--- start of ROWS ---

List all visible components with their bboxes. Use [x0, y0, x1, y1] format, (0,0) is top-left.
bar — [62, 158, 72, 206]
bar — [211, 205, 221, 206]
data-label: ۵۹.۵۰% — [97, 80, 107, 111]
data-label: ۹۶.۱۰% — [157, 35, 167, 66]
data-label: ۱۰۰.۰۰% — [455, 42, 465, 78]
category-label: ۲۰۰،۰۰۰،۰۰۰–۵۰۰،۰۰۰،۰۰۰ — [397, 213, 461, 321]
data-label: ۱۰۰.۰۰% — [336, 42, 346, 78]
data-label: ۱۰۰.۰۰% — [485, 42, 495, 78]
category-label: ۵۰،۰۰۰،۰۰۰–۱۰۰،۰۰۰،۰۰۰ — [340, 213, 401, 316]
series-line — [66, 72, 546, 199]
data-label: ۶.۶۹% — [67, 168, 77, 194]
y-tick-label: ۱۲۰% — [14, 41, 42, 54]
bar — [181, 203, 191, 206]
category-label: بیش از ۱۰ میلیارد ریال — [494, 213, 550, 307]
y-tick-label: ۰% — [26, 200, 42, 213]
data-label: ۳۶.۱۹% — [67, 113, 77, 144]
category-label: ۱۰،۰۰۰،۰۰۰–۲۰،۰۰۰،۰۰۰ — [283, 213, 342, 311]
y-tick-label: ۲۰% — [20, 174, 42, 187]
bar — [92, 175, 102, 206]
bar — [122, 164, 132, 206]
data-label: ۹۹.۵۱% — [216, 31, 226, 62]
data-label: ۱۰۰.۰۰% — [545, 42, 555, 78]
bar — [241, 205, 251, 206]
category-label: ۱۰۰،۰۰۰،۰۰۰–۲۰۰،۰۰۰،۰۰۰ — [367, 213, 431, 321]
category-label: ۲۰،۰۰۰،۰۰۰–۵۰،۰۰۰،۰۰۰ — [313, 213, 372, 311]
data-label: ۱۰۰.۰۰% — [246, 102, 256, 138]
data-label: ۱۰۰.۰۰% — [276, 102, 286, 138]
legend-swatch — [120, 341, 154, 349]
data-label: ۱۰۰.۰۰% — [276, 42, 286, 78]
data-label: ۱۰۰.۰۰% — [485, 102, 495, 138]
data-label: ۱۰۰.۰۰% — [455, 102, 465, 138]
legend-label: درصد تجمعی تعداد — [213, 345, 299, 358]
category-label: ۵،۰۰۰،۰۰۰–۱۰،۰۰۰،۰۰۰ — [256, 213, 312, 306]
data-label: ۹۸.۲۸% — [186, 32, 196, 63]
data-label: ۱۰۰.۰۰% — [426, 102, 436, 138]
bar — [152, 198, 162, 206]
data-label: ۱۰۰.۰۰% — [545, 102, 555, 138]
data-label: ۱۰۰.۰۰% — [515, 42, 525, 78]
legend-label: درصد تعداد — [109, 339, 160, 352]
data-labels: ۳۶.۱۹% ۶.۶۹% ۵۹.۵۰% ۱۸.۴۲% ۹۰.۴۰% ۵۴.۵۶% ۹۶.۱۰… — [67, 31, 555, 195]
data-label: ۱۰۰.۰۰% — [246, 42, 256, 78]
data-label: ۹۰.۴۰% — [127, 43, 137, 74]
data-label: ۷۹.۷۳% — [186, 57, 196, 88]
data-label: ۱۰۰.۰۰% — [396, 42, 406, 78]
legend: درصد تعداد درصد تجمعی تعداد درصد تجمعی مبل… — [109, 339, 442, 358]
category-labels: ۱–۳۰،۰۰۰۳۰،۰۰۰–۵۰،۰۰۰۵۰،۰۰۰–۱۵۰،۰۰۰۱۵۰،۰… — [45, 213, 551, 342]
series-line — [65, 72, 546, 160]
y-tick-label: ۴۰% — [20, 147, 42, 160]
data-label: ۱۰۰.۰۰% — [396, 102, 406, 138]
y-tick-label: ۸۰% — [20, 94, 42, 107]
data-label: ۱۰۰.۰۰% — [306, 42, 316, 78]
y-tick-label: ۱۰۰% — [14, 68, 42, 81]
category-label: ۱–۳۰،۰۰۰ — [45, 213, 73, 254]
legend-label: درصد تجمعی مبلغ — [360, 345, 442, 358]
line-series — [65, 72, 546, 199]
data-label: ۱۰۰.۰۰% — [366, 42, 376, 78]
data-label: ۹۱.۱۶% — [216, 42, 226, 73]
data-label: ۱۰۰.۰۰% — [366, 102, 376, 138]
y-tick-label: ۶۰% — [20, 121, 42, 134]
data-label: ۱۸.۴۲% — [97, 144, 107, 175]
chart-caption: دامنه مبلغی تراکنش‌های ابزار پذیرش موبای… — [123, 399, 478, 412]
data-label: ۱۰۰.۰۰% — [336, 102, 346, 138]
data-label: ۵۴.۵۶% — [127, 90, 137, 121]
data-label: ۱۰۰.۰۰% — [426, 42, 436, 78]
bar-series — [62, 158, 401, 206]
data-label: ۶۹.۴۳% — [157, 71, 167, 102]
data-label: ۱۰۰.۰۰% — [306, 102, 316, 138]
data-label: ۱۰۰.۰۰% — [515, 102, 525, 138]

--- end of ROWS ---

THE EXERCISE
Recast every line in the records above as a numbered list, dropping any blank lines.

EXERCISE RESULT
1. List all visible components with their bboxes. Use [x0, y0, x1, y1] format, (0,0) is top-left.
2. bar — [62, 158, 72, 206]
3. bar — [211, 205, 221, 206]
4. data-label: ۵۹.۵۰% — [97, 80, 107, 111]
5. data-label: ۹۶.۱۰% — [157, 35, 167, 66]
6. data-label: ۱۰۰.۰۰% — [455, 42, 465, 78]
7. category-label: ۲۰۰،۰۰۰،۰۰۰–۵۰۰،۰۰۰،۰۰۰ — [397, 213, 461, 321]
8. data-label: ۱۰۰.۰۰% — [336, 42, 346, 78]
9. data-label: ۱۰۰.۰۰% — [485, 42, 495, 78]
10. category-label: ۵۰،۰۰۰،۰۰۰–۱۰۰،۰۰۰،۰۰۰ — [340, 213, 401, 316]
11. series-line — [66, 72, 546, 199]
12. data-label: ۶.۶۹% — [67, 168, 77, 194]
13. y-tick-label: ۱۲۰% — [14, 41, 42, 54]
14. bar — [181, 203, 191, 206]
15. category-label: بیش از ۱۰ میلیارد ریال — [494, 213, 550, 307]
16. y-tick-label: ۰% — [26, 200, 42, 213]
17. data-label: ۳۶.۱۹% — [67, 113, 77, 144]
18. category-label: ۱۰،۰۰۰،۰۰۰–۲۰،۰۰۰،۰۰۰ — [283, 213, 342, 311]
19. y-tick-label: ۲۰% — [20, 174, 42, 187]
20. bar — [92, 175, 102, 206]
21. bar — [122, 164, 132, 206]
22. data-label: ۹۹.۵۱% — [216, 31, 226, 62]
23. data-label: ۱۰۰.۰۰% — [545, 42, 555, 78]
24. bar — [241, 205, 251, 206]
25. category-label: ۱۰۰،۰۰۰،۰۰۰–۲۰۰،۰۰۰،۰۰۰ — [367, 213, 431, 321]
26. category-label: ۲۰،۰۰۰،۰۰۰–۵۰،۰۰۰،۰۰۰ — [313, 213, 372, 311]
27. data-label: ۱۰۰.۰۰% — [246, 102, 256, 138]
28. data-label: ۱۰۰.۰۰% — [276, 102, 286, 138]
29. legend-swatch — [120, 341, 154, 349]
30. data-label: ۱۰۰.۰۰% — [276, 42, 286, 78]
31. data-label: ۱۰۰.۰۰% — [485, 102, 495, 138]
32. data-label: ۱۰۰.۰۰% — [455, 102, 465, 138]
33. legend-label: درصد تجمعی تعداد — [213, 345, 299, 358]
34. category-label: ۵،۰۰۰،۰۰۰–۱۰،۰۰۰،۰۰۰ — [256, 213, 312, 306]
35. data-label: ۹۸.۲۸% — [186, 32, 196, 63]
36. data-label: ۱۰۰.۰۰% — [426, 102, 436, 138]
37. bar — [152, 198, 162, 206]
38. data-label: ۱۰۰.۰۰% — [545, 102, 555, 138]
39. data-label: ۱۰۰.۰۰% — [515, 42, 525, 78]
40. legend-label: درصد تعداد — [109, 339, 160, 352]
41. data-labels: ۳۶.۱۹% ۶.۶۹% ۵۹.۵۰% ۱۸.۴۲% ۹۰.۴۰% ۵۴.۵۶% ۹۶.۱۰… — [67, 31, 555, 195]
42. data-label: ۱۰۰.۰۰% — [246, 42, 256, 78]
43. data-label: ۹۰.۴۰% — [127, 43, 137, 74]
44. data-label: ۷۹.۷۳% — [186, 57, 196, 88]
45. data-label: ۱۰۰.۰۰% — [396, 42, 406, 78]
46. legend: درصد تعداد درصد تجمعی تعداد درصد تجمعی مبل… — [109, 339, 442, 358]
47. category-labels: ۱–۳۰،۰۰۰۳۰،۰۰۰–۵۰،۰۰۰۵۰،۰۰۰–۱۵۰،۰۰۰۱۵۰،۰… — [45, 213, 551, 342]
48. series-line — [65, 72, 546, 160]
49. y-tick-label: ۴۰% — [20, 147, 42, 160]
50. data-label: ۱۰۰.۰۰% — [396, 102, 406, 138]
51. y-tick-label: ۸۰% — [20, 94, 42, 107]
52. data-label: ۱۰۰.۰۰% — [306, 42, 316, 78]
53. y-tick-label: ۱۰۰% — [14, 68, 42, 81]
54. category-label: ۱–۳۰،۰۰۰ — [45, 213, 73, 254]
55. legend-label: درصد تجمعی مبلغ — [360, 345, 442, 358]
56. line-series — [65, 72, 546, 199]
57. data-label: ۱۰۰.۰۰% — [366, 42, 376, 78]
58. data-label: ۹۱.۱۶% — [216, 42, 226, 73]
59. data-label: ۱۰۰.۰۰% — [366, 102, 376, 138]
60. y-tick-label: ۶۰% — [20, 121, 42, 134]
61. data-label: ۱۸.۴۲% — [97, 144, 107, 175]
62. chart-caption: دامنه مبلغی تراکنش‌های ابزار پذیرش موبای… — [123, 399, 478, 412]
63. data-label: ۱۰۰.۰۰% — [336, 102, 346, 138]
64. data-label: ۵۴.۵۶% — [127, 90, 137, 121]
65. data-label: ۱۰۰.۰۰% — [426, 42, 436, 78]
66. bar-series — [62, 158, 401, 206]
67. data-label: ۶۹.۴۳% — [157, 71, 167, 102]
68. data-label: ۱۰۰.۰۰% — [306, 102, 316, 138]
69. data-label: ۱۰۰.۰۰% — [515, 102, 525, 138]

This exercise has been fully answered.